What the exercise asks
Copy each line below in which the string "change" occurs.

(Data records)
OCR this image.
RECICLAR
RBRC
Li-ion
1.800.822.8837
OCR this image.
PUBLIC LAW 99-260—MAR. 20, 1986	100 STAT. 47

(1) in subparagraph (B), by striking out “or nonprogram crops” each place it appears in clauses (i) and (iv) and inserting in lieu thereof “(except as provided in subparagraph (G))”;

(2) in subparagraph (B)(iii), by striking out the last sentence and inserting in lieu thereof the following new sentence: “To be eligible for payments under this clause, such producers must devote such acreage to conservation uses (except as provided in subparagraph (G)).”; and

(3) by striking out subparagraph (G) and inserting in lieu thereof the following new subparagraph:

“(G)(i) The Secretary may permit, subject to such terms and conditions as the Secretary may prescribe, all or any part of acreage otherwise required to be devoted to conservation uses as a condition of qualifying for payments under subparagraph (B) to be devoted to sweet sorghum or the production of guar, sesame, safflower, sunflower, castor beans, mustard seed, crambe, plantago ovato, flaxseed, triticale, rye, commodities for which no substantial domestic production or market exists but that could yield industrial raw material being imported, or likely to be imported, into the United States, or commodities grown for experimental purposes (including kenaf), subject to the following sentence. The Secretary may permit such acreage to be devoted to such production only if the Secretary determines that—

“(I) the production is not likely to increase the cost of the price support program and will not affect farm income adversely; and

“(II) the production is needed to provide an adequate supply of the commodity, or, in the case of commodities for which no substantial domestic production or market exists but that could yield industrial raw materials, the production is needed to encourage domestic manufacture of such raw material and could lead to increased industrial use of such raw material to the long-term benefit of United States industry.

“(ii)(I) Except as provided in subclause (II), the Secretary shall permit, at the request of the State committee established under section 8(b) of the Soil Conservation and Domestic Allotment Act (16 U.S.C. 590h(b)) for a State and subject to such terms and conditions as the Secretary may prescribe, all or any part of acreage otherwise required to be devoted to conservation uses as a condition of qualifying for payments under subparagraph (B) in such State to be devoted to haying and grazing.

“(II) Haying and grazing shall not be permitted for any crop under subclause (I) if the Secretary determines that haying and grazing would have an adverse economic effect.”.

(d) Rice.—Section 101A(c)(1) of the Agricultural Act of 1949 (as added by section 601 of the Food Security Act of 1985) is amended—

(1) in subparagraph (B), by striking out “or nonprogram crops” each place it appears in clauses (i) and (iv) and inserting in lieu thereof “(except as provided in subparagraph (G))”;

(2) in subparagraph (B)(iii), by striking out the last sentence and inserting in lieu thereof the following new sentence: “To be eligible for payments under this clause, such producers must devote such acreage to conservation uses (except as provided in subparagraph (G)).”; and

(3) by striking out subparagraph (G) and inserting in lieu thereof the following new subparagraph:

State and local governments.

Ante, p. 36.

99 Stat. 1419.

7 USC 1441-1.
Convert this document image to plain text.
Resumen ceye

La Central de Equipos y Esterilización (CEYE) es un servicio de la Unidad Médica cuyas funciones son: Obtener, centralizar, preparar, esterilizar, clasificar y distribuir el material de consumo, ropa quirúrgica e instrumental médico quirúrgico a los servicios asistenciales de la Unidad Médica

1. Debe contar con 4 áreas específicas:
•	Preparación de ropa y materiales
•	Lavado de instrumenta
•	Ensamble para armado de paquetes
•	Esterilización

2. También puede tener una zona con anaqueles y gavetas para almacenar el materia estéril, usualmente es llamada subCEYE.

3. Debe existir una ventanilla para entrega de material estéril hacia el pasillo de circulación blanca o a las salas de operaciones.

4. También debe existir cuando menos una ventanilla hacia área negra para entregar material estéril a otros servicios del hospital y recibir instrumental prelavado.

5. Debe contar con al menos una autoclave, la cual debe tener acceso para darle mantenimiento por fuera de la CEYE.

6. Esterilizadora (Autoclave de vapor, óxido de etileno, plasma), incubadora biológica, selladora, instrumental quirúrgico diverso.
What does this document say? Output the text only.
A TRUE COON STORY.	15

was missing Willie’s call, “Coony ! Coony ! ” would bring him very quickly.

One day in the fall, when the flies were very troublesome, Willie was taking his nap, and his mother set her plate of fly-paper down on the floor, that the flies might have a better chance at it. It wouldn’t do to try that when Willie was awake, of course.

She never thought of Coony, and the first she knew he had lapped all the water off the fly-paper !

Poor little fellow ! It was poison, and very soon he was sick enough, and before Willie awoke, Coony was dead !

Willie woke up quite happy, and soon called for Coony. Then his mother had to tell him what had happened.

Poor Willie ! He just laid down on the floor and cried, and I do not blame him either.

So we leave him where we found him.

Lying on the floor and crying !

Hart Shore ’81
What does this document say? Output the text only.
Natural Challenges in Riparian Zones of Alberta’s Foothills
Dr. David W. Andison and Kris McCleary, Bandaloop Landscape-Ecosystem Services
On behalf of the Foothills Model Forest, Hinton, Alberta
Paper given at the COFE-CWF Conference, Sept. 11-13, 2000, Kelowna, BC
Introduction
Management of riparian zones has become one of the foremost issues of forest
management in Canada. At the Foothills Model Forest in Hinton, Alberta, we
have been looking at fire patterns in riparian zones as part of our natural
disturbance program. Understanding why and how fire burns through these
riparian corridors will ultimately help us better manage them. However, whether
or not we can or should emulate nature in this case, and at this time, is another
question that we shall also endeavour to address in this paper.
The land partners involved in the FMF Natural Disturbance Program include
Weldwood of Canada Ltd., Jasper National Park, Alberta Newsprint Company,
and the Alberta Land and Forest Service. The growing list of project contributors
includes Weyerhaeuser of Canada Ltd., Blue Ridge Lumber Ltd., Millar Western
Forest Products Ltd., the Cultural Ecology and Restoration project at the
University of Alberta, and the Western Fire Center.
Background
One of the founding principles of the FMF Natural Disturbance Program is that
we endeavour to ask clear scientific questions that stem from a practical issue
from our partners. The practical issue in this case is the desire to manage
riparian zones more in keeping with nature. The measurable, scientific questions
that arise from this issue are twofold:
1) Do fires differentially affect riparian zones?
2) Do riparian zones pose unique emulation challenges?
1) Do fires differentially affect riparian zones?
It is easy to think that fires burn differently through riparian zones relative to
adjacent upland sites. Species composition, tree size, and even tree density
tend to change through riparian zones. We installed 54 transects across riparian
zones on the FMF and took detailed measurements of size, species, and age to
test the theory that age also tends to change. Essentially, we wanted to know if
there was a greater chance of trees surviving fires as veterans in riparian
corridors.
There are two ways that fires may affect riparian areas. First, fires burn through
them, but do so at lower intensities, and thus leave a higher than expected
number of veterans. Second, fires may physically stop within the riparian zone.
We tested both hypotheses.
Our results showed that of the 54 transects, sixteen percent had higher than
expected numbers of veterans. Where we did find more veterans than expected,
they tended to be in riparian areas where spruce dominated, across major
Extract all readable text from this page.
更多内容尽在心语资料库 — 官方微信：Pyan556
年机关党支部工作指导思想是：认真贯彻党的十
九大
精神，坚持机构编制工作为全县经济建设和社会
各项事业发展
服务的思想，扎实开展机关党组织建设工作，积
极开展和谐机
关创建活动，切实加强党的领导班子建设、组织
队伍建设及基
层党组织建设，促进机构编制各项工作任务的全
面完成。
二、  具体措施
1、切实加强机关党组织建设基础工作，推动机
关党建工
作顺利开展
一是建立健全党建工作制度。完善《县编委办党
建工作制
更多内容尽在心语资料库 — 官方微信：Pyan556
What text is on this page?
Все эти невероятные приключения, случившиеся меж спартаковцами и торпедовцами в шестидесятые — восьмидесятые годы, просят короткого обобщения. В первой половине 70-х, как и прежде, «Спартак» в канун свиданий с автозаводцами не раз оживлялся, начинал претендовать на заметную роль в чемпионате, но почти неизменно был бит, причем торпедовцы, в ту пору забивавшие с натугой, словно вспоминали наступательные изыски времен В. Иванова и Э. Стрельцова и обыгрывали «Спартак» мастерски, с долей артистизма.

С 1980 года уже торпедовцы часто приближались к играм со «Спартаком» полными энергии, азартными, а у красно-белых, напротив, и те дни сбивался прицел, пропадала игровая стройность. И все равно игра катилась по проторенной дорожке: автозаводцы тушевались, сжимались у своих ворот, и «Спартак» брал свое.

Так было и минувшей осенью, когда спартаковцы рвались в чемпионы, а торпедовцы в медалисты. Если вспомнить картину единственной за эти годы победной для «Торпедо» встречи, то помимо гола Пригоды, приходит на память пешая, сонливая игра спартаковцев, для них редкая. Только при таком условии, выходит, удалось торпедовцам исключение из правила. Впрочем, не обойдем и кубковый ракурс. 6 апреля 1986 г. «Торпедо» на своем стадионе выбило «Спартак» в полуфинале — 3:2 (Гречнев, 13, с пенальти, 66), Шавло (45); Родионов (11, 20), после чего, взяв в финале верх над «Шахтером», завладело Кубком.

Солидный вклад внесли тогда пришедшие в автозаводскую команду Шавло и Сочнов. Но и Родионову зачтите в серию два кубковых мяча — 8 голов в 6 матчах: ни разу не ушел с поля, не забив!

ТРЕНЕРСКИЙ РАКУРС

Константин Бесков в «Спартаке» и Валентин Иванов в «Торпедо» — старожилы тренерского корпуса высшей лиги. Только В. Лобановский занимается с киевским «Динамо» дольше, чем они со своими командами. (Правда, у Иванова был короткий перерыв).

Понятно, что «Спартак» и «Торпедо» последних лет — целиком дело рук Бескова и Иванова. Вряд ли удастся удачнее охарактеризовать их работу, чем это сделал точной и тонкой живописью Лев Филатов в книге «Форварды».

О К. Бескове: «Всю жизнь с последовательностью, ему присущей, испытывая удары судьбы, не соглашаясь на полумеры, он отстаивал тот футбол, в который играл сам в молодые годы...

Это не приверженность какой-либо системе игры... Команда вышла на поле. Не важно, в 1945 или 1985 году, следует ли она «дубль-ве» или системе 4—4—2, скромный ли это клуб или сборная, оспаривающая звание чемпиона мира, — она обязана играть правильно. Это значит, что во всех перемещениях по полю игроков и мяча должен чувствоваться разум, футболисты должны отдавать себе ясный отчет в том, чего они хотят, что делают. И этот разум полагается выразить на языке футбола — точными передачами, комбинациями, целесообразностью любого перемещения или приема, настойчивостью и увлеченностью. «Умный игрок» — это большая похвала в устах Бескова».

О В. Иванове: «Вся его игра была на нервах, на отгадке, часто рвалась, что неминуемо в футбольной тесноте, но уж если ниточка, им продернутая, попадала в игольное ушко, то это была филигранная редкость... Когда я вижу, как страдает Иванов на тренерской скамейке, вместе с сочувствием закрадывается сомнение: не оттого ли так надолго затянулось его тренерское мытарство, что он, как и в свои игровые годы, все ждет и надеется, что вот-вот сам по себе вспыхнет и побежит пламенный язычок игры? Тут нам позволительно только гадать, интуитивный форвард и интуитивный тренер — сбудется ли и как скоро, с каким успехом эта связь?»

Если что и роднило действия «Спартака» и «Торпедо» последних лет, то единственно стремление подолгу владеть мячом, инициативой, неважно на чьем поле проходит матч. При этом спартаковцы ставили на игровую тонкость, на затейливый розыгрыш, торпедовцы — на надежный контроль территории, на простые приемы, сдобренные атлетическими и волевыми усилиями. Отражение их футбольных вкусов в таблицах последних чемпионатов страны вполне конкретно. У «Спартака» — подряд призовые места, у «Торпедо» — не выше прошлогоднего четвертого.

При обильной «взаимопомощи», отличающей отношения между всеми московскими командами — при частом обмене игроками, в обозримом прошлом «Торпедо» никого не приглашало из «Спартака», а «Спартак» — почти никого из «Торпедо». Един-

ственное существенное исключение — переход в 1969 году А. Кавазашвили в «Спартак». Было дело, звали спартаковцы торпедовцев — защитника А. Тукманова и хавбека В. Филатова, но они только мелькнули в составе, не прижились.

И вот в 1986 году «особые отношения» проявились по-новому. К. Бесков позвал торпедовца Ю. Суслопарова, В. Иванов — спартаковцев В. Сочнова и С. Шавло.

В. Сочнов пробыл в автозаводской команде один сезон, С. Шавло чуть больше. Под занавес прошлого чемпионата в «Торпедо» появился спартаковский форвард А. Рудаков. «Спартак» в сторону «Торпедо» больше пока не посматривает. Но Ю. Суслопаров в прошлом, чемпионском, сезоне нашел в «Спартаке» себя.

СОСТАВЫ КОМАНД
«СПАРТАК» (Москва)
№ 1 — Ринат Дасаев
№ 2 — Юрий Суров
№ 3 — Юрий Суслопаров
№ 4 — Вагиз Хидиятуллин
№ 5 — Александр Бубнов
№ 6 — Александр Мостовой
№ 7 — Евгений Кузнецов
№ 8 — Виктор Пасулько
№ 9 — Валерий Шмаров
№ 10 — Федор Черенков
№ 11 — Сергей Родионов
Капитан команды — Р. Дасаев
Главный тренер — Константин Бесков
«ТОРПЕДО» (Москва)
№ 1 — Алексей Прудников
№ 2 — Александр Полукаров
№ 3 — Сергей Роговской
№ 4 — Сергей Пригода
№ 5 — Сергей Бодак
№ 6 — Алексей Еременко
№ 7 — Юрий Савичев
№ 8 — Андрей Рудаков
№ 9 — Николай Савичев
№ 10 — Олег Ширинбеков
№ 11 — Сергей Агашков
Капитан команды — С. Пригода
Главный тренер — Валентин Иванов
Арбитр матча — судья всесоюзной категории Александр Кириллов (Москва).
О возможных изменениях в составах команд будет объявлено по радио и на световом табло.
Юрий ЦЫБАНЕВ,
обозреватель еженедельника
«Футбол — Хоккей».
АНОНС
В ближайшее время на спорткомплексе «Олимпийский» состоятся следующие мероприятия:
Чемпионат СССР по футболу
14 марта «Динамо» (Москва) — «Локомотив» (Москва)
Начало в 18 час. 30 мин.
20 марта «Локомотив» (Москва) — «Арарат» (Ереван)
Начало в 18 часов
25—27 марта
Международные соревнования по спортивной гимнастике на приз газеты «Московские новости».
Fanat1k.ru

Correct answer
tend to change through riparian zones. We installed 54 transects across riparian
test the theory that age also tends to change. Essentially, we wanted to know if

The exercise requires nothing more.